[THE RECORDS start]

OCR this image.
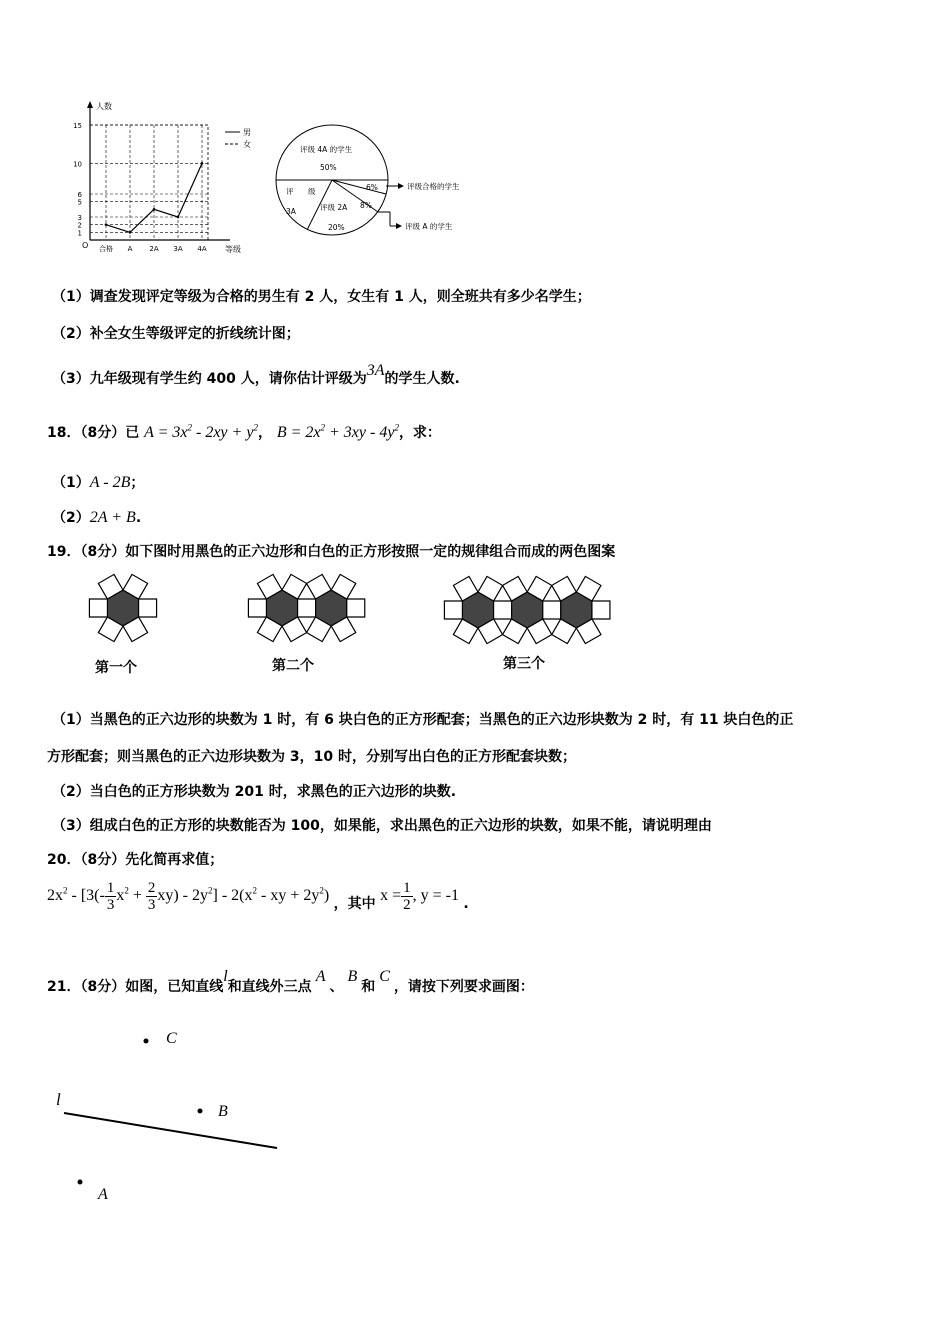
人数
等级
O
男
女
1
2
3
5
6
10
15
合格 A 2A 3A 4A
评级 4A 的学生
50%
评 级
3A	评级 2A
20%
6%
8%
评级合格的学生
评级 A 的学生
（1）调查发现评定等级为合格的男生有 2 人，女生有 1 人，则全班共有多少名学生；
（2）补全女生等级评定的折线统计图；
（3）九年级现有学生约 400 人，请你估计评级为3A的学生人数.
18．（8分）已 $A = 3x^2 - 2xy + y^2$， $B = 2x^2 + 3xy - 4y^2$，求：
（1）A - 2B；
（2）2A + B.
19．（8分）如下图时用黑色的正六边形和白色的正方形按照一定的规律组合而成的两色图案
第一个	第二个	第三个
（1）当黑色的正六边形的块数为 1 时，有 6 块白色的正方形配套；当黑色的正六边形块数为 2 时，有 11 块白色的正
方形配套；则当黑色的正六边形块数为 3，10 时，分别写出白色的正方形配套块数；
（2）当白色的正方形块数为 201 时，求黑色的正六边形的块数.
（3）组成白色的正方形的块数能否为 100，如果能，求出黑色的正六边形的块数，如果不能，请说明理由
20．（8分）先化简再求值；
$2x^2 - [3(- \frac{1}{3} x^2 + \frac{2}{3} xy) - 2y^2] - 2(x^2$ - xy + $2y^2$) ，其中 $x = \frac{1}{2}$ , y = -1 .
21．（8分）如图，已知直线l和直线外三点A、B和C，请按下列要求画图：
C
l
B
A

[THE RECORDS end]

= TASK INSTRUCTIONS =
All of the data needs repeating exactly, but the pictures do not.

= TASK OUTPUT =
OCR this image.
人数
等级
O
男
女
1
2
3
5
6
10
15
合格 A 2A 3A 4A
评级 4A 的学生
50%
评 级
3A	评级 2A
20%
6%
8%
评级合格的学生
评级 A 的学生
（1）调查发现评定等级为合格的男生有 2 人，女生有 1 人，则全班共有多少名学生；
（2）补全女生等级评定的折线统计图；
（3）九年级现有学生约 400 人，请你估计评级为3A的学生人数.
18．（8分）已 $A = 3x^2 - 2xy + y^2$， $B = 2x^2 + 3xy - 4y^2$，求：
（1）A - 2B；
（2）2A + B.
19．（8分）如下图时用黑色的正六边形和白色的正方形按照一定的规律组合而成的两色图案
第一个	第二个	第三个
（1）当黑色的正六边形的块数为 1 时，有 6 块白色的正方形配套；当黑色的正六边形块数为 2 时，有 11 块白色的正
方形配套；则当黑色的正六边形块数为 3，10 时，分别写出白色的正方形配套块数；
（2）当白色的正方形块数为 201 时，求黑色的正六边形的块数.
（3）组成白色的正方形的块数能否为 100，如果能，求出黑色的正六边形的块数，如果不能，请说明理由
20．（8分）先化简再求值；
$2x^2 - [3(- \frac{1}{3} x^2 + \frac{2}{3} xy) - 2y^2] - 2(x^2$ - xy + $2y^2$) ，其中 $x = \frac{1}{2}$ , y = -1 .
21．（8分）如图，已知直线l和直线外三点A、B和C，请按下列要求画图：
C
l
B
A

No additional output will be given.